→ **CHALLENGE**:
Select and reproduce each line of the listing below that bears the string "čuvara".

→ **EXERCISE DATA**:
⟨

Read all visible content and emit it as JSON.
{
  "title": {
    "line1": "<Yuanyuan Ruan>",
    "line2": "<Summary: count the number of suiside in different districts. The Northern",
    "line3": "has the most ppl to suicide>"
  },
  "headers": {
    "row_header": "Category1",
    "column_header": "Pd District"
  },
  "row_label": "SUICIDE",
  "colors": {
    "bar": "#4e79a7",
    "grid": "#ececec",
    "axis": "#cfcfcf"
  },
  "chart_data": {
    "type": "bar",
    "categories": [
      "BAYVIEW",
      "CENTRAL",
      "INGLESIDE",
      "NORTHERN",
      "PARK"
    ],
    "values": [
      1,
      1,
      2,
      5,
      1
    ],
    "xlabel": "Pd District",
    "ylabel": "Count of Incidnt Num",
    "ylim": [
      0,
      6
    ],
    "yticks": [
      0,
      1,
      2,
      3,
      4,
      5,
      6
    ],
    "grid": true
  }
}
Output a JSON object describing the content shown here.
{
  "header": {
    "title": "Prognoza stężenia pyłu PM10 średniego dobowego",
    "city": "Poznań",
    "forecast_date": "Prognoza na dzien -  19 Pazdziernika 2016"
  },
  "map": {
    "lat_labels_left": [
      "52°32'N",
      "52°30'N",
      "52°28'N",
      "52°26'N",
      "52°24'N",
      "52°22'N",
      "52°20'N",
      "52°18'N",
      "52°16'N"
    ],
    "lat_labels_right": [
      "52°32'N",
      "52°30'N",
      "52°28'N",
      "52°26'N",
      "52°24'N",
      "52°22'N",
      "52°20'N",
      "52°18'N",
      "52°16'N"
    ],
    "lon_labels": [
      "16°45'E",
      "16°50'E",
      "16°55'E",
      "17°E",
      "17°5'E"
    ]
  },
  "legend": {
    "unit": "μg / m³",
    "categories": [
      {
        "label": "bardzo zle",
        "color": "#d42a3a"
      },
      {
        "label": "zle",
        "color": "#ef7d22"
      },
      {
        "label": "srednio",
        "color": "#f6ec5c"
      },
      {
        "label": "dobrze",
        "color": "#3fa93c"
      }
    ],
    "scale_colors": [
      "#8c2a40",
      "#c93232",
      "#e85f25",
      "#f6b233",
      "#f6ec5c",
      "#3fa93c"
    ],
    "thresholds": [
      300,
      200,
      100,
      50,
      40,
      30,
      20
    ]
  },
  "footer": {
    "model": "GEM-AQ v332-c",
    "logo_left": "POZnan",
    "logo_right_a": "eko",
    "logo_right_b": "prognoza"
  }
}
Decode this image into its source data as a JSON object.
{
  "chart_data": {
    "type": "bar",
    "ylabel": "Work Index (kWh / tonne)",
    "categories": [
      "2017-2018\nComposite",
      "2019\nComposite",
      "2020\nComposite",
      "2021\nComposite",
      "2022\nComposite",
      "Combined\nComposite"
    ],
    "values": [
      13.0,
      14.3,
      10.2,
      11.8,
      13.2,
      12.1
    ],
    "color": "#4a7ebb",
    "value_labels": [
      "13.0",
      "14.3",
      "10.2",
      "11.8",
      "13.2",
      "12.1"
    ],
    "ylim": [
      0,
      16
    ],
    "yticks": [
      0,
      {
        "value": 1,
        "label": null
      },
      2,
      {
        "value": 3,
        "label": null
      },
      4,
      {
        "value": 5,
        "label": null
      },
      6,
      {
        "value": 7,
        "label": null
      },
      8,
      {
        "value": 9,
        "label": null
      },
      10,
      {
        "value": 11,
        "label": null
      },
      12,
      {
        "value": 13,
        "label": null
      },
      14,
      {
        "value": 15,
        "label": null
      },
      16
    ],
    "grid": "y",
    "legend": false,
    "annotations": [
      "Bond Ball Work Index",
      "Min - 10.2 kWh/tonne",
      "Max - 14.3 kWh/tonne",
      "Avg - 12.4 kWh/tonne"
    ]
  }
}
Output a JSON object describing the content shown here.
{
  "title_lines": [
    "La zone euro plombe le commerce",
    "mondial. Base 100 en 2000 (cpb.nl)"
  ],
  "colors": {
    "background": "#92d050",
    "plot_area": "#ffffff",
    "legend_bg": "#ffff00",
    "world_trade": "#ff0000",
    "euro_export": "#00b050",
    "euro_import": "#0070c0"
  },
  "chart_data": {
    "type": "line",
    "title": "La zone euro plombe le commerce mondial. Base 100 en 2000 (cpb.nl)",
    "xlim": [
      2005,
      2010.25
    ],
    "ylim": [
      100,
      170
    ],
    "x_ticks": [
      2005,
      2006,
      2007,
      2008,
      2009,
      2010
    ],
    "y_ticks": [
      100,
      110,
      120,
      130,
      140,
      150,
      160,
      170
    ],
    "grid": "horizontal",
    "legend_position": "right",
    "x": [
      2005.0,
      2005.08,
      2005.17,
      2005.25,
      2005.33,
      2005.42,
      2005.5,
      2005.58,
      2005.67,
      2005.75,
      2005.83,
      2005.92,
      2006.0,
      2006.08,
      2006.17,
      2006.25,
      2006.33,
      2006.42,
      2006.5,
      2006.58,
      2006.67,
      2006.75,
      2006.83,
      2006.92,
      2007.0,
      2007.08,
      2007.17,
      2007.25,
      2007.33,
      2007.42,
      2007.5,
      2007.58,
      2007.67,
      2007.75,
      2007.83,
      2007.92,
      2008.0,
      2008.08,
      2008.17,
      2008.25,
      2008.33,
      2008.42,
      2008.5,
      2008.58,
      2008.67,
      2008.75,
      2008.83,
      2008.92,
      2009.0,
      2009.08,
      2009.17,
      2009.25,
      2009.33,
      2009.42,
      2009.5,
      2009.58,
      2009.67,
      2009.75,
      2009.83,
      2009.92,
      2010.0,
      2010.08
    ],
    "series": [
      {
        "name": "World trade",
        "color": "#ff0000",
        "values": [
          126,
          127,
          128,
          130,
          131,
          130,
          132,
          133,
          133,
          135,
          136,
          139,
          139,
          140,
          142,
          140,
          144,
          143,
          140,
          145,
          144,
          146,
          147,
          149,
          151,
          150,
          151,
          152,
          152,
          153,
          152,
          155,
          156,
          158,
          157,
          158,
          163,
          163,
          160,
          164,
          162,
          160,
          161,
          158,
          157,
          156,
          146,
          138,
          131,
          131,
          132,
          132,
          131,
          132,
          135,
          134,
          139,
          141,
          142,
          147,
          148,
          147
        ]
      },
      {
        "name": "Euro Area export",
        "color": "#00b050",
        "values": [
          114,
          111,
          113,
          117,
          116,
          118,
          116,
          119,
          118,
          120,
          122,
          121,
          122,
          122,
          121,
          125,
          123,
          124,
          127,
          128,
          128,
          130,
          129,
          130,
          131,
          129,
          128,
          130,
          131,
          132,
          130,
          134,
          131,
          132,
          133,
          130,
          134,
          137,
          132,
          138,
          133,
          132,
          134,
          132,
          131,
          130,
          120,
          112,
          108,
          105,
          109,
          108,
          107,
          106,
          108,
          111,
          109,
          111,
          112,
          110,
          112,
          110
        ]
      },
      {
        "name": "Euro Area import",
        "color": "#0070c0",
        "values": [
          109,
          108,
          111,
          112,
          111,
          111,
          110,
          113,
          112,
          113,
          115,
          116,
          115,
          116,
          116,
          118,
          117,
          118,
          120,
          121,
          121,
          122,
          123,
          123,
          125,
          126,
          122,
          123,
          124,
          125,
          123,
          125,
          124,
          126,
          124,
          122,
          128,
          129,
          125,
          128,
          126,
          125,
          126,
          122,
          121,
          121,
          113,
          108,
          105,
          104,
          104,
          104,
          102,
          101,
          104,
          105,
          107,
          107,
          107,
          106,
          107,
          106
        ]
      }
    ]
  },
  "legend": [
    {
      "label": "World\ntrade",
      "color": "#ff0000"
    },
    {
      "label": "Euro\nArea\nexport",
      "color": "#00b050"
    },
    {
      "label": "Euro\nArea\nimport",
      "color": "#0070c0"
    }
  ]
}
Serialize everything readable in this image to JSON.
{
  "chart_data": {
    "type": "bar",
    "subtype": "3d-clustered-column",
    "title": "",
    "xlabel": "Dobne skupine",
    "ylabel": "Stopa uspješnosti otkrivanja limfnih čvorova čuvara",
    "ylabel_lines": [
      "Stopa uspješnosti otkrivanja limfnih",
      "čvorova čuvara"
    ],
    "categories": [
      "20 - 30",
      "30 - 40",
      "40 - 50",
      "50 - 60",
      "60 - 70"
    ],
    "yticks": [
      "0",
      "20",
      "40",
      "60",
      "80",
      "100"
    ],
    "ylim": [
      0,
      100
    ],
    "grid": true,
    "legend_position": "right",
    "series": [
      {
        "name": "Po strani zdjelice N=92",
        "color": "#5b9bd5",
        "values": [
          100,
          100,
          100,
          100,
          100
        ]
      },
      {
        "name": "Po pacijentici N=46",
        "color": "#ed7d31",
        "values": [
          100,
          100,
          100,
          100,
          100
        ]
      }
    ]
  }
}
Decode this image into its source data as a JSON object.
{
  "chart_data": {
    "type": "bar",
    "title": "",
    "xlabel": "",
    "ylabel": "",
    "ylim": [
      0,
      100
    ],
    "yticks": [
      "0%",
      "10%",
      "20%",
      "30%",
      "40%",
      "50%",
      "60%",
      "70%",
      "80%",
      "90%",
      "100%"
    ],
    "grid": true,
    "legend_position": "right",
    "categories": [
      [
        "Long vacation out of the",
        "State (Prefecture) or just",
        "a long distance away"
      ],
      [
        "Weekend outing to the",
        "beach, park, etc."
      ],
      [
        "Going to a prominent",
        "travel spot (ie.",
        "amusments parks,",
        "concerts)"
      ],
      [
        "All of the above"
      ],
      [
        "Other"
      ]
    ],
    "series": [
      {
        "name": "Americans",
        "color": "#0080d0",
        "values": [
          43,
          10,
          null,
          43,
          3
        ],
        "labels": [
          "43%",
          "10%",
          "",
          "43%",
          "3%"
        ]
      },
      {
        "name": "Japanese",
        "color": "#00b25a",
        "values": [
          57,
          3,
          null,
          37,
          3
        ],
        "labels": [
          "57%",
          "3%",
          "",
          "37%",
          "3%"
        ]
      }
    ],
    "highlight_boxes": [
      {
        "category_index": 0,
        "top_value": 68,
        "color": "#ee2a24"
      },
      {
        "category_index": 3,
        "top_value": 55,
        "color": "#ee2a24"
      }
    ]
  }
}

⟩

→ **ANSWER TO THE PROBLEM**:
    "ylabel": "Stopa uspješnosti otkrivanja limfnih čvorova čuvara",
      "čvorova čuvara"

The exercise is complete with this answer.